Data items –

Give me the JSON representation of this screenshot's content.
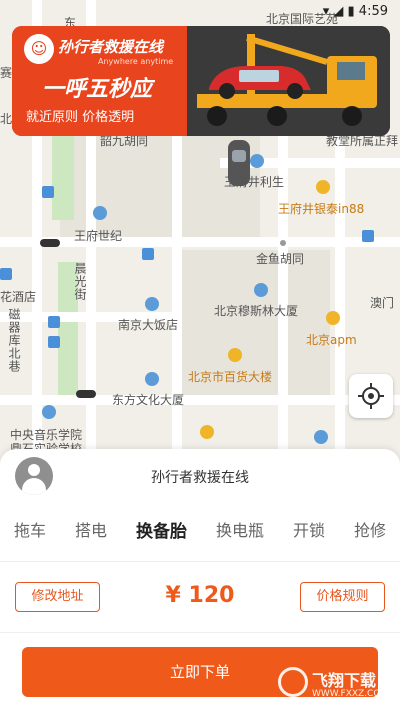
{
  "status_bar": {
    "time": "4:59"
  },
  "banner": {
    "brand": "孙行者救援在线",
    "brand_sub": "Anywhere anytime",
    "mascot_tag": "一呼五秒应",
    "slogan": "一呼五秒应",
    "tags": "就近原则  价格透明"
  },
  "map_labels": [
    "北京国际艺苑",
    "东",
    "赛",
    "北",
    "韶九胡同",
    "教堂所属正拜",
    "王府井利生",
    "王府井银泰in88",
    "王府世纪",
    "金鱼胡同",
    "晨光街",
    "花酒店",
    "磁器库北巷",
    "南京大饭店",
    "北京穆斯林大厦",
    "澳门",
    "北京apm",
    "北京市百货大楼",
    "东方文化大厦",
    "中央音乐学院",
    "鼎石实验学校"
  ],
  "sheet": {
    "title": "孙行者救援在线",
    "tabs": [
      "拖车",
      "搭电",
      "换备胎",
      "换电瓶",
      "开锁",
      "抢修"
    ],
    "active_tab": 2,
    "modify_address": "修改地址",
    "price": "¥ 120",
    "price_rules": "价格规则",
    "order_button": "立即下单"
  },
  "watermark": {
    "text": "飞翔下载",
    "url": "WWW.FXXZ.COM"
  },
  "colors": {
    "accent": "#ef5a1b",
    "banner_red": "#e8441d"
  }
}
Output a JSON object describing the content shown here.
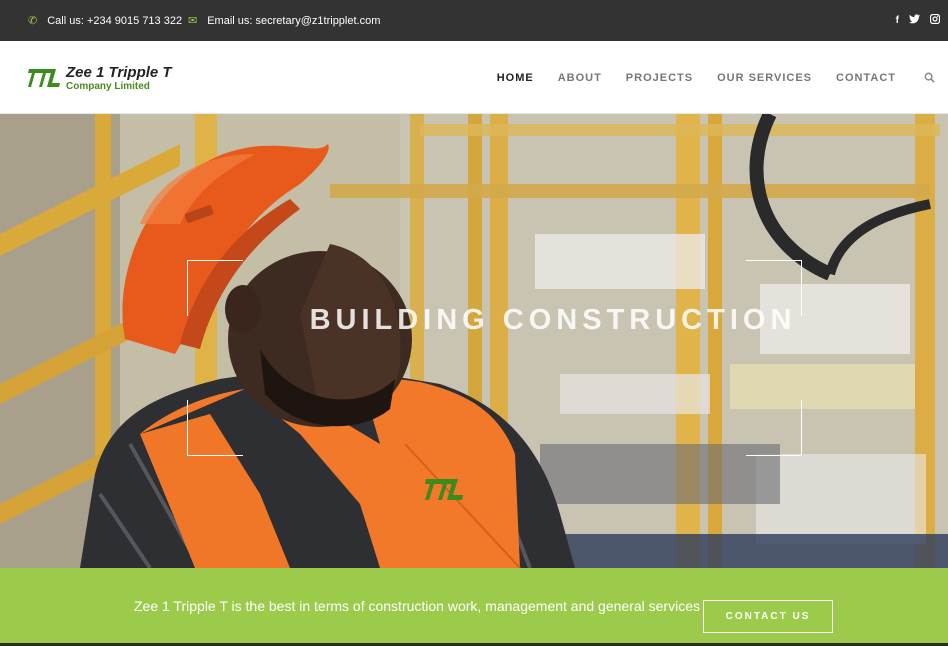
{
  "topbar": {
    "phone_icon": "phone-icon",
    "phone": "Call us: +234 9015 713 322",
    "email_icon": "envelope-icon",
    "email": "Email us: secretary@z1tripplet.com",
    "social": {
      "facebook": "f",
      "twitter": "twitter-icon",
      "instagram": "instagram-icon"
    }
  },
  "header": {
    "logo_name": "Zee 1 Tripple T",
    "logo_sub": "Company Limited",
    "nav": [
      "HOME",
      "ABOUT",
      "PROJECTS",
      "OUR SERVICES",
      "CONTACT"
    ],
    "active": "HOME",
    "search_icon": "search-icon"
  },
  "hero": {
    "title": "BUILDING CONSTRUCTION"
  },
  "cta": {
    "text": "Zee 1 Tripple T is the best in terms of construction work, management and general services",
    "button": "CONTACT US"
  },
  "colors": {
    "accent": "#9ccb4b",
    "topbar": "#333333",
    "hard_hat": "#e8571a",
    "vest": "#f47a2a"
  }
}
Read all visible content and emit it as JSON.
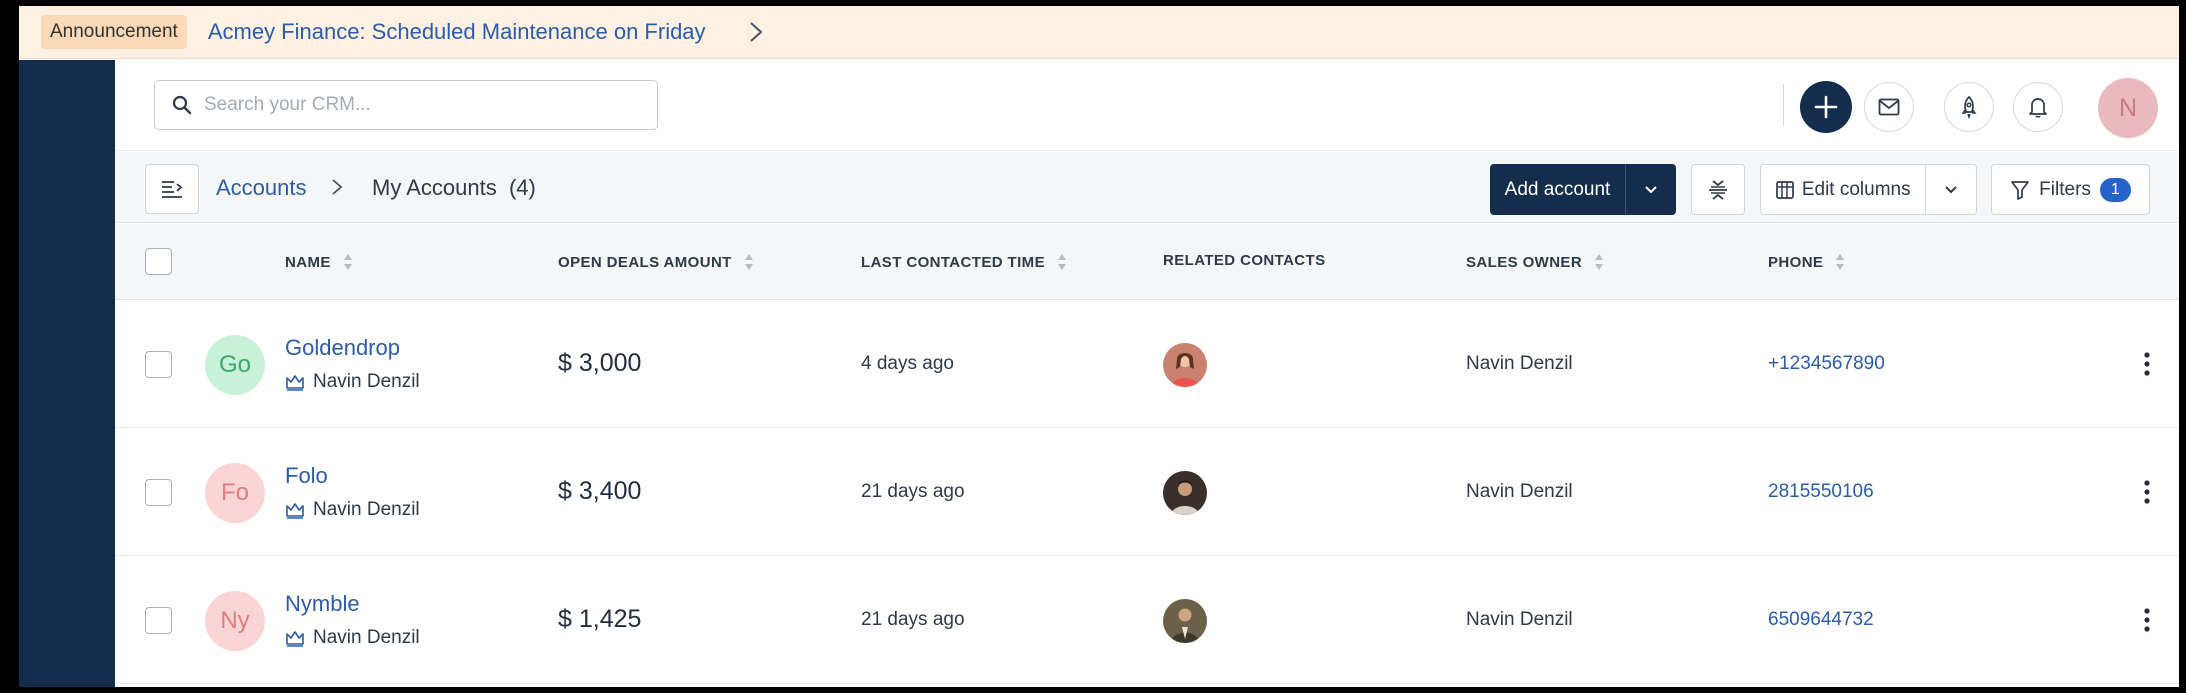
{
  "announcement": {
    "tag": "Announcement",
    "message": "Acmey Finance: Scheduled Maintenance on Friday"
  },
  "header": {
    "search_placeholder": "Search your CRM...",
    "user_initial": "N"
  },
  "toolbar": {
    "breadcrumb_root": "Accounts",
    "breadcrumb_current": "My Accounts",
    "count": "(4)",
    "add_account_label": "Add account",
    "edit_columns_label": "Edit columns",
    "filters_label": "Filters",
    "filters_count": "1"
  },
  "columns": {
    "name": "NAME",
    "open_deals": "OPEN DEALS AMOUNT",
    "last_contacted": "LAST CONTACTED TIME",
    "related_contacts": "RELATED CONTACTS",
    "sales_owner": "SALES OWNER",
    "phone": "PHONE"
  },
  "rows": [
    {
      "initials": "Go",
      "avatar_bg": "#c9f0d8",
      "avatar_fg": "#3aa867",
      "name": "Goldendrop",
      "owner": "Navin Denzil",
      "amount": "$ 3,000",
      "last_contacted": "4 days ago",
      "contact_photo_bg": "#c9826f",
      "sales_owner": "Navin Denzil",
      "phone": "+1234567890"
    },
    {
      "initials": "Fo",
      "avatar_bg": "#fbd5d6",
      "avatar_fg": "#e07b80",
      "name": "Folo",
      "owner": "Navin Denzil",
      "amount": "$ 3,400",
      "last_contacted": "21 days ago",
      "contact_photo_bg": "#3a2f2b",
      "sales_owner": "Navin Denzil",
      "phone": "2815550106"
    },
    {
      "initials": "Ny",
      "avatar_bg": "#fbd5d6",
      "avatar_fg": "#e07b80",
      "name": "Nymble",
      "owner": "Navin Denzil",
      "amount": "$ 1,425",
      "last_contacted": "21 days ago",
      "contact_photo_bg": "#6b6048",
      "sales_owner": "Navin Denzil",
      "phone": "6509644732"
    }
  ],
  "colors": {
    "sidebar": "#152d4c",
    "primary": "#152d4c",
    "link": "#2d5ba8",
    "announcement_bg": "#fdf1e3"
  }
}
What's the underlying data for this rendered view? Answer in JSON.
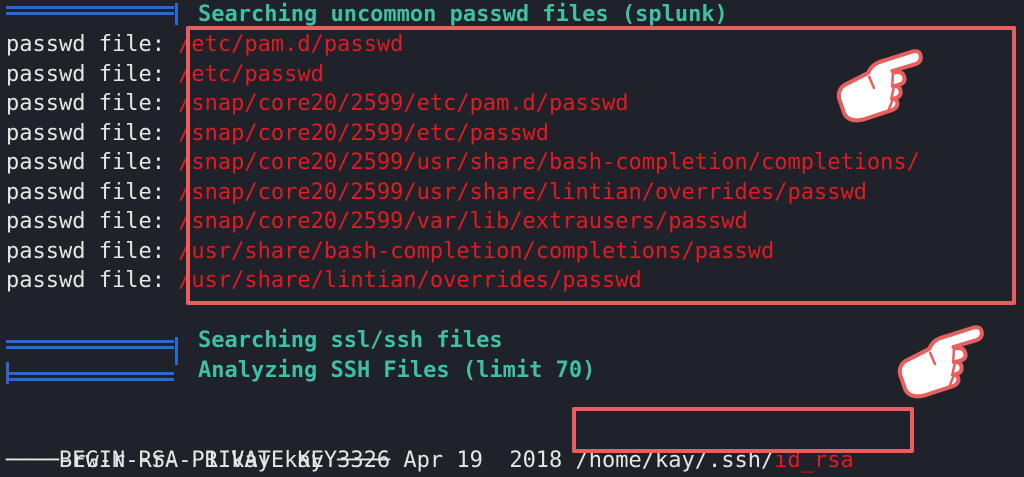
{
  "sections": {
    "uncommon_passwd": {
      "title": "Searching uncommon passwd files (splunk)",
      "label": "passwd file: ",
      "files": [
        "/etc/pam.d/passwd",
        "/etc/passwd",
        "/snap/core20/2599/etc/pam.d/passwd",
        "/snap/core20/2599/etc/passwd",
        "/snap/core20/2599/usr/share/bash-completion/completions/",
        "/snap/core20/2599/usr/share/lintian/overrides/passwd",
        "/snap/core20/2599/var/lib/extrausers/passwd",
        "/usr/share/bash-completion/completions/passwd",
        "/usr/share/lintian/overrides/passwd"
      ]
    },
    "ssl_ssh": {
      "title": "Searching ssl/ssh files",
      "subtitle": "Analyzing SSH Files (limit 70)"
    }
  },
  "ls_line": {
    "meta": "-rw-r--r-- 1 kay kay 3326 Apr 19  2018 ",
    "path_dir": "/home/kay/.ssh/",
    "path_file": "id_rsa"
  },
  "rsa_line": "────BEGIN RSA PRIVATE KEY────",
  "colors": {
    "background": "#1f2229",
    "header_text": "#3ebfa6",
    "marker_blue": "#2f68c9",
    "path_red": "#e01b24",
    "highlight_border": "#e85f5f"
  },
  "icons": [
    "pointing-hand-icon",
    "pointing-hand-icon"
  ]
}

Required task – Gather up every line in the data above that contains the word "bash", copying each one.

Correct response –
        "/snap/core20/2599/usr/share/bash-completion/completions/",
        "/usr/share/bash-completion/completions/passwd",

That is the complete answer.